> TASK PROMPT:
Write out all the lines again, precisely as they stand, but without the images.

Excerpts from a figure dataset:
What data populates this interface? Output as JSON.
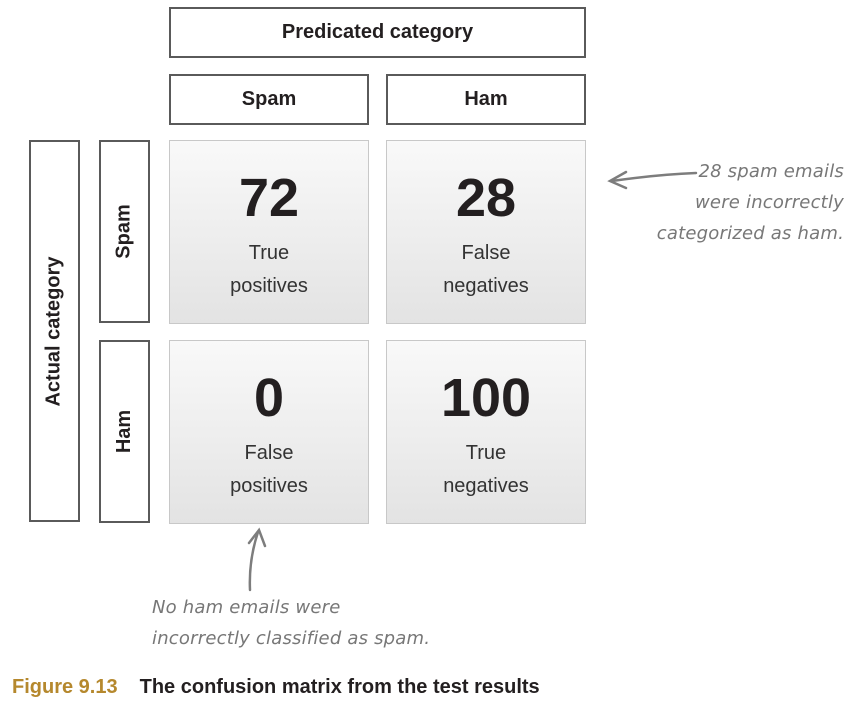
{
  "header": {
    "predicted_category": "Predicated category",
    "actual_category": "Actual category"
  },
  "columns": [
    {
      "label": "Spam"
    },
    {
      "label": "Ham"
    }
  ],
  "rows": [
    {
      "label": "Spam"
    },
    {
      "label": "Ham"
    }
  ],
  "matrix": {
    "tp": {
      "value": "72",
      "line1": "True",
      "line2": "positives"
    },
    "fn": {
      "value": "28",
      "line1": "False",
      "line2": "negatives"
    },
    "fp": {
      "value": "0",
      "line1": "False",
      "line2": "positives"
    },
    "tn": {
      "value": "100",
      "line1": "True",
      "line2": "negatives"
    }
  },
  "annotations": {
    "right": {
      "line1": "28 spam emails",
      "line2": "were incorrectly",
      "line3": "categorized as ham."
    },
    "bottom": {
      "line1": "No ham emails were",
      "line2": "incorrectly classified as spam."
    }
  },
  "caption": {
    "figure": "Figure 9.13",
    "text": "The confusion matrix from the test results"
  }
}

> RESULT OF THE TASK:
What data populates this interface? Output as JSON.
{
  "header": {
    "predicted_category": "Predicated category",
    "actual_category": "Actual category"
  },
  "columns": [
    {
      "label": "Spam"
    },
    {
      "label": "Ham"
    }
  ],
  "rows": [
    {
      "label": "Spam"
    },
    {
      "label": "Ham"
    }
  ],
  "matrix": {
    "tp": {
      "value": "72",
      "line1": "True",
      "line2": "positives"
    },
    "fn": {
      "value": "28",
      "line1": "False",
      "line2": "negatives"
    },
    "fp": {
      "value": "0",
      "line1": "False",
      "line2": "positives"
    },
    "tn": {
      "value": "100",
      "line1": "True",
      "line2": "negatives"
    }
  },
  "annotations": {
    "right": {
      "line1": "28 spam emails",
      "line2": "were incorrectly",
      "line3": "categorized as ham."
    },
    "bottom": {
      "line1": "No ham emails were",
      "line2": "incorrectly classified as spam."
    }
  },
  "caption": {
    "figure": "Figure 9.13",
    "text": "The confusion matrix from the test results"
  }
}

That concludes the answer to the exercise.